WORK TO DO:
Copy out lines with the word "Precios" from the material that follows.

ENTRIES SHOWN:
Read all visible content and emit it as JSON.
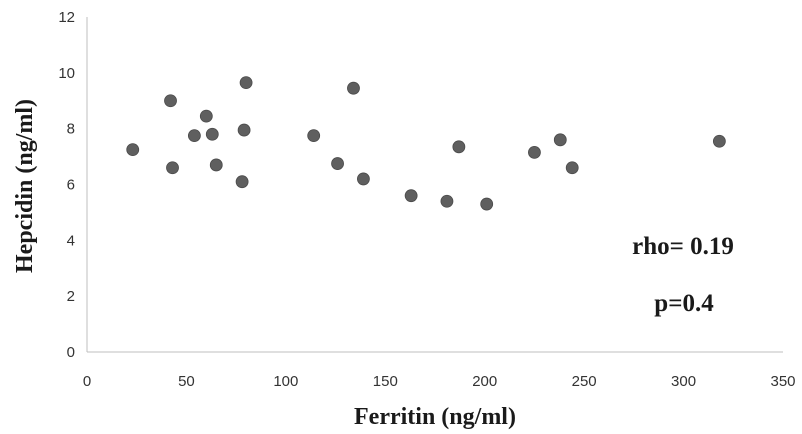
{
  "chart_data": {
    "type": "scatter",
    "title": "",
    "xlabel": "Ferritin (ng/ml)",
    "ylabel": "Hepcidin (ng/ml)",
    "xlim": [
      0,
      350
    ],
    "ylim": [
      0,
      12
    ],
    "x_ticks": [
      "0",
      "50",
      "100",
      "150",
      "200",
      "250",
      "300",
      "350"
    ],
    "y_ticks": [
      "0",
      "2",
      "4",
      "6",
      "8",
      "10",
      "12"
    ],
    "grid": false,
    "marker_color": "#5f5f5f",
    "annotations": [
      "rho= 0.19",
      "p=0.4"
    ],
    "series": [
      {
        "points": [
          [
            23,
            7.25
          ],
          [
            42,
            9.0
          ],
          [
            43,
            6.6
          ],
          [
            54,
            7.75
          ],
          [
            60,
            8.45
          ],
          [
            63,
            7.8
          ],
          [
            65,
            6.7
          ],
          [
            78,
            6.1
          ],
          [
            79,
            7.95
          ],
          [
            80,
            9.65
          ],
          [
            114,
            7.75
          ],
          [
            126,
            6.75
          ],
          [
            134,
            9.45
          ],
          [
            139,
            6.2
          ],
          [
            163,
            5.6
          ],
          [
            181,
            5.4
          ],
          [
            187,
            7.35
          ],
          [
            201,
            5.3
          ],
          [
            225,
            7.15
          ],
          [
            238,
            7.6
          ],
          [
            244,
            6.6
          ],
          [
            318,
            7.55
          ]
        ]
      }
    ]
  }
}
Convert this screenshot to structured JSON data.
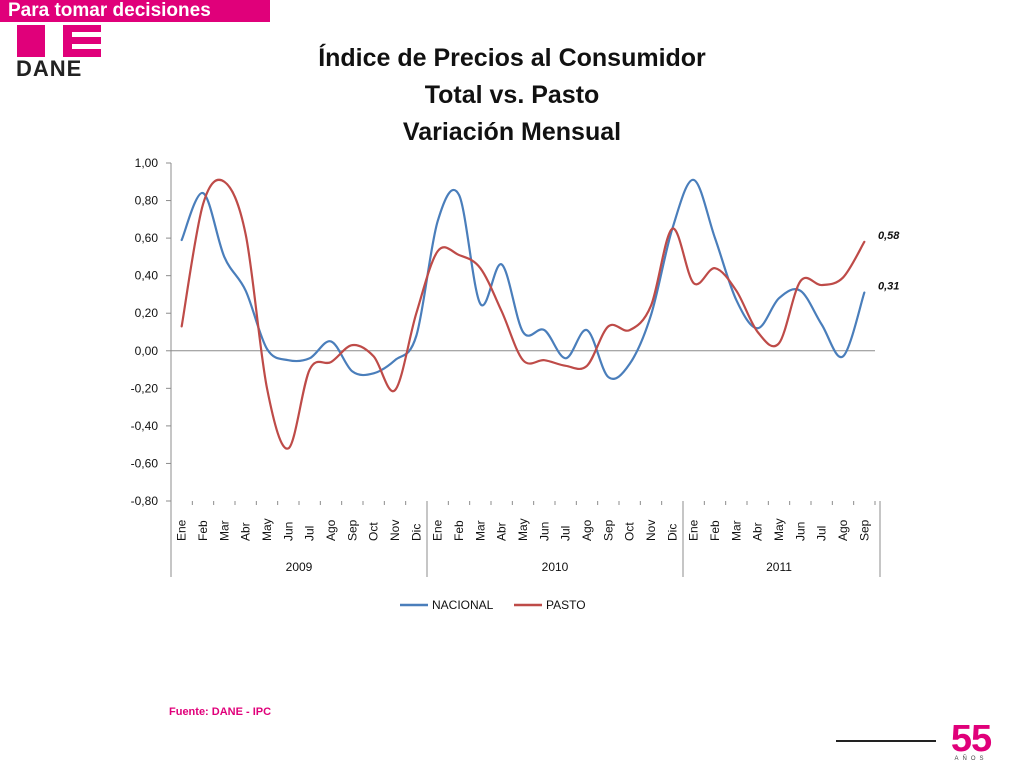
{
  "header": {
    "banner_text": "Para tomar decisiones",
    "logo_text": "DANE",
    "brand_color": "#e0007a"
  },
  "title": {
    "line1": "Índice de Precios al Consumidor",
    "line2": "Total vs. Pasto",
    "line3": "Variación Mensual"
  },
  "chart_data": {
    "type": "line",
    "title": "Índice de Precios al Consumidor Total vs. Pasto Variación Mensual",
    "ylim": [
      -0.8,
      1.0
    ],
    "y_ticks": [
      "1,00",
      "0,80",
      "0,60",
      "0,40",
      "0,20",
      "0,00",
      "-0,20",
      "-0,40",
      "-0,60",
      "-0,80"
    ],
    "y_tick_values": [
      1.0,
      0.8,
      0.6,
      0.4,
      0.2,
      0.0,
      -0.2,
      -0.4,
      -0.6,
      -0.8
    ],
    "categories": [
      "Ene",
      "Feb",
      "Mar",
      "Abr",
      "May",
      "Jun",
      "Jul",
      "Ago",
      "Sep",
      "Oct",
      "Nov",
      "Dic",
      "Ene",
      "Feb",
      "Mar",
      "Abr",
      "May",
      "Jun",
      "Jul",
      "Ago",
      "Sep",
      "Oct",
      "Nov",
      "Dic",
      "Ene",
      "Feb",
      "Mar",
      "Abr",
      "May",
      "Jun",
      "Jul",
      "Ago",
      "Sep"
    ],
    "year_groups": [
      {
        "label": "2009",
        "count": 12
      },
      {
        "label": "2010",
        "count": 12
      },
      {
        "label": "2011",
        "count": 9
      }
    ],
    "series": [
      {
        "name": "NACIONAL",
        "color": "#4a7ebb",
        "values": [
          0.59,
          0.84,
          0.5,
          0.32,
          0.01,
          -0.05,
          -0.04,
          0.05,
          -0.11,
          -0.12,
          -0.05,
          0.08,
          0.69,
          0.83,
          0.25,
          0.46,
          0.1,
          0.11,
          -0.04,
          0.11,
          -0.14,
          -0.07,
          0.19,
          0.65,
          0.91,
          0.6,
          0.27,
          0.12,
          0.28,
          0.32,
          0.14,
          -0.03,
          0.31
        ],
        "end_label": "0,31"
      },
      {
        "name": "PASTO",
        "color": "#be4b48",
        "values": [
          0.13,
          0.78,
          0.9,
          0.62,
          -0.2,
          -0.52,
          -0.1,
          -0.06,
          0.03,
          -0.03,
          -0.21,
          0.2,
          0.53,
          0.51,
          0.44,
          0.21,
          -0.05,
          -0.05,
          -0.08,
          -0.08,
          0.13,
          0.11,
          0.24,
          0.65,
          0.36,
          0.44,
          0.32,
          0.1,
          0.04,
          0.37,
          0.35,
          0.39,
          0.58
        ],
        "end_label": "0,58"
      }
    ],
    "legend_position": "bottom",
    "grid": false
  },
  "footer": {
    "source": "Fuente: DANE - IPC",
    "badge_number": "55",
    "badge_subtext": "AÑOS"
  }
}
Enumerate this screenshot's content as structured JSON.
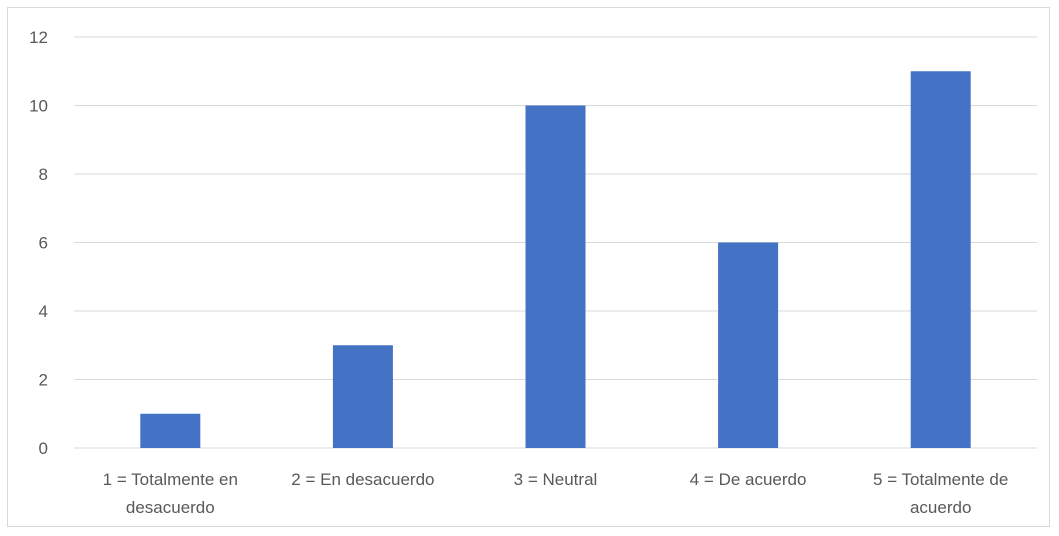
{
  "chart_data": {
    "type": "bar",
    "title": "",
    "xlabel": "",
    "ylabel": "",
    "categories": [
      [
        "1 = Totalmente en",
        "desacuerdo"
      ],
      [
        "2 = En desacuerdo"
      ],
      [
        "3 = Neutral"
      ],
      [
        "4 = De acuerdo"
      ],
      [
        "5 = Totalmente de",
        "acuerdo"
      ]
    ],
    "values": [
      1,
      3,
      10,
      6,
      11
    ],
    "ylim": [
      0,
      12
    ],
    "yticks": [
      0,
      2,
      4,
      6,
      8,
      10,
      12
    ],
    "grid": true,
    "legend": "none",
    "colors": {
      "bar": "#4472C4",
      "grid": "#d9d9d9",
      "axis": "#d9d9d9",
      "text": "#595959",
      "border": "#d9d9d9"
    }
  }
}
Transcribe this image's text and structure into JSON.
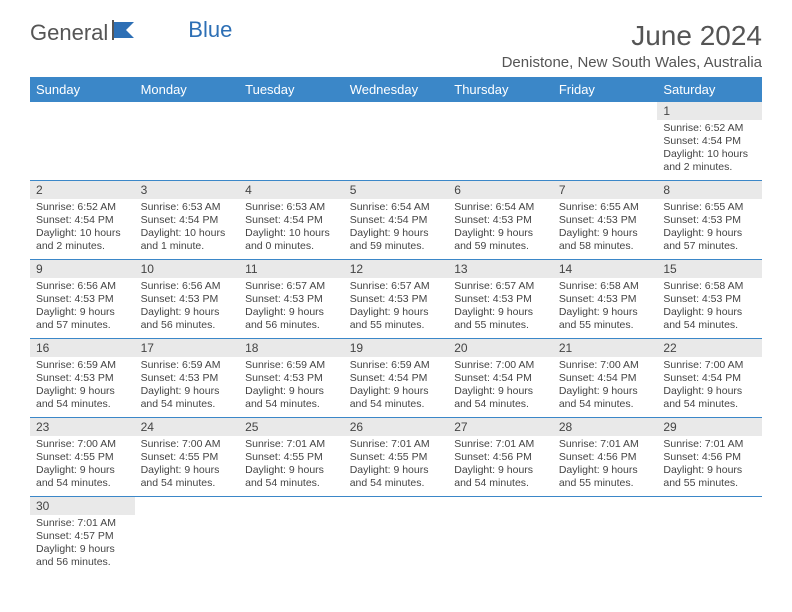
{
  "logo": {
    "text1": "General",
    "text2": "Blue"
  },
  "title": "June 2024",
  "location": "Denistone, New South Wales, Australia",
  "colors": {
    "header_bg": "#3b87c8",
    "header_text": "#ffffff",
    "daynum_bg": "#e9e9e9",
    "row_border": "#3b87c8",
    "text": "#444444"
  },
  "weekdays": [
    "Sunday",
    "Monday",
    "Tuesday",
    "Wednesday",
    "Thursday",
    "Friday",
    "Saturday"
  ],
  "weeks": [
    [
      null,
      null,
      null,
      null,
      null,
      null,
      {
        "n": "1",
        "sr": "Sunrise: 6:52 AM",
        "ss": "Sunset: 4:54 PM",
        "dl1": "Daylight: 10 hours",
        "dl2": "and 2 minutes."
      }
    ],
    [
      {
        "n": "2",
        "sr": "Sunrise: 6:52 AM",
        "ss": "Sunset: 4:54 PM",
        "dl1": "Daylight: 10 hours",
        "dl2": "and 2 minutes."
      },
      {
        "n": "3",
        "sr": "Sunrise: 6:53 AM",
        "ss": "Sunset: 4:54 PM",
        "dl1": "Daylight: 10 hours",
        "dl2": "and 1 minute."
      },
      {
        "n": "4",
        "sr": "Sunrise: 6:53 AM",
        "ss": "Sunset: 4:54 PM",
        "dl1": "Daylight: 10 hours",
        "dl2": "and 0 minutes."
      },
      {
        "n": "5",
        "sr": "Sunrise: 6:54 AM",
        "ss": "Sunset: 4:54 PM",
        "dl1": "Daylight: 9 hours",
        "dl2": "and 59 minutes."
      },
      {
        "n": "6",
        "sr": "Sunrise: 6:54 AM",
        "ss": "Sunset: 4:53 PM",
        "dl1": "Daylight: 9 hours",
        "dl2": "and 59 minutes."
      },
      {
        "n": "7",
        "sr": "Sunrise: 6:55 AM",
        "ss": "Sunset: 4:53 PM",
        "dl1": "Daylight: 9 hours",
        "dl2": "and 58 minutes."
      },
      {
        "n": "8",
        "sr": "Sunrise: 6:55 AM",
        "ss": "Sunset: 4:53 PM",
        "dl1": "Daylight: 9 hours",
        "dl2": "and 57 minutes."
      }
    ],
    [
      {
        "n": "9",
        "sr": "Sunrise: 6:56 AM",
        "ss": "Sunset: 4:53 PM",
        "dl1": "Daylight: 9 hours",
        "dl2": "and 57 minutes."
      },
      {
        "n": "10",
        "sr": "Sunrise: 6:56 AM",
        "ss": "Sunset: 4:53 PM",
        "dl1": "Daylight: 9 hours",
        "dl2": "and 56 minutes."
      },
      {
        "n": "11",
        "sr": "Sunrise: 6:57 AM",
        "ss": "Sunset: 4:53 PM",
        "dl1": "Daylight: 9 hours",
        "dl2": "and 56 minutes."
      },
      {
        "n": "12",
        "sr": "Sunrise: 6:57 AM",
        "ss": "Sunset: 4:53 PM",
        "dl1": "Daylight: 9 hours",
        "dl2": "and 55 minutes."
      },
      {
        "n": "13",
        "sr": "Sunrise: 6:57 AM",
        "ss": "Sunset: 4:53 PM",
        "dl1": "Daylight: 9 hours",
        "dl2": "and 55 minutes."
      },
      {
        "n": "14",
        "sr": "Sunrise: 6:58 AM",
        "ss": "Sunset: 4:53 PM",
        "dl1": "Daylight: 9 hours",
        "dl2": "and 55 minutes."
      },
      {
        "n": "15",
        "sr": "Sunrise: 6:58 AM",
        "ss": "Sunset: 4:53 PM",
        "dl1": "Daylight: 9 hours",
        "dl2": "and 54 minutes."
      }
    ],
    [
      {
        "n": "16",
        "sr": "Sunrise: 6:59 AM",
        "ss": "Sunset: 4:53 PM",
        "dl1": "Daylight: 9 hours",
        "dl2": "and 54 minutes."
      },
      {
        "n": "17",
        "sr": "Sunrise: 6:59 AM",
        "ss": "Sunset: 4:53 PM",
        "dl1": "Daylight: 9 hours",
        "dl2": "and 54 minutes."
      },
      {
        "n": "18",
        "sr": "Sunrise: 6:59 AM",
        "ss": "Sunset: 4:53 PM",
        "dl1": "Daylight: 9 hours",
        "dl2": "and 54 minutes."
      },
      {
        "n": "19",
        "sr": "Sunrise: 6:59 AM",
        "ss": "Sunset: 4:54 PM",
        "dl1": "Daylight: 9 hours",
        "dl2": "and 54 minutes."
      },
      {
        "n": "20",
        "sr": "Sunrise: 7:00 AM",
        "ss": "Sunset: 4:54 PM",
        "dl1": "Daylight: 9 hours",
        "dl2": "and 54 minutes."
      },
      {
        "n": "21",
        "sr": "Sunrise: 7:00 AM",
        "ss": "Sunset: 4:54 PM",
        "dl1": "Daylight: 9 hours",
        "dl2": "and 54 minutes."
      },
      {
        "n": "22",
        "sr": "Sunrise: 7:00 AM",
        "ss": "Sunset: 4:54 PM",
        "dl1": "Daylight: 9 hours",
        "dl2": "and 54 minutes."
      }
    ],
    [
      {
        "n": "23",
        "sr": "Sunrise: 7:00 AM",
        "ss": "Sunset: 4:55 PM",
        "dl1": "Daylight: 9 hours",
        "dl2": "and 54 minutes."
      },
      {
        "n": "24",
        "sr": "Sunrise: 7:00 AM",
        "ss": "Sunset: 4:55 PM",
        "dl1": "Daylight: 9 hours",
        "dl2": "and 54 minutes."
      },
      {
        "n": "25",
        "sr": "Sunrise: 7:01 AM",
        "ss": "Sunset: 4:55 PM",
        "dl1": "Daylight: 9 hours",
        "dl2": "and 54 minutes."
      },
      {
        "n": "26",
        "sr": "Sunrise: 7:01 AM",
        "ss": "Sunset: 4:55 PM",
        "dl1": "Daylight: 9 hours",
        "dl2": "and 54 minutes."
      },
      {
        "n": "27",
        "sr": "Sunrise: 7:01 AM",
        "ss": "Sunset: 4:56 PM",
        "dl1": "Daylight: 9 hours",
        "dl2": "and 54 minutes."
      },
      {
        "n": "28",
        "sr": "Sunrise: 7:01 AM",
        "ss": "Sunset: 4:56 PM",
        "dl1": "Daylight: 9 hours",
        "dl2": "and 55 minutes."
      },
      {
        "n": "29",
        "sr": "Sunrise: 7:01 AM",
        "ss": "Sunset: 4:56 PM",
        "dl1": "Daylight: 9 hours",
        "dl2": "and 55 minutes."
      }
    ],
    [
      {
        "n": "30",
        "sr": "Sunrise: 7:01 AM",
        "ss": "Sunset: 4:57 PM",
        "dl1": "Daylight: 9 hours",
        "dl2": "and 56 minutes."
      },
      null,
      null,
      null,
      null,
      null,
      null
    ]
  ]
}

REPLY TO THE EXERCISE:
    "line1": "Índice de Precios al Consumidor",
    "title": "Índice de Precios al Consumidor Total vs. Pasto Variación Mensual",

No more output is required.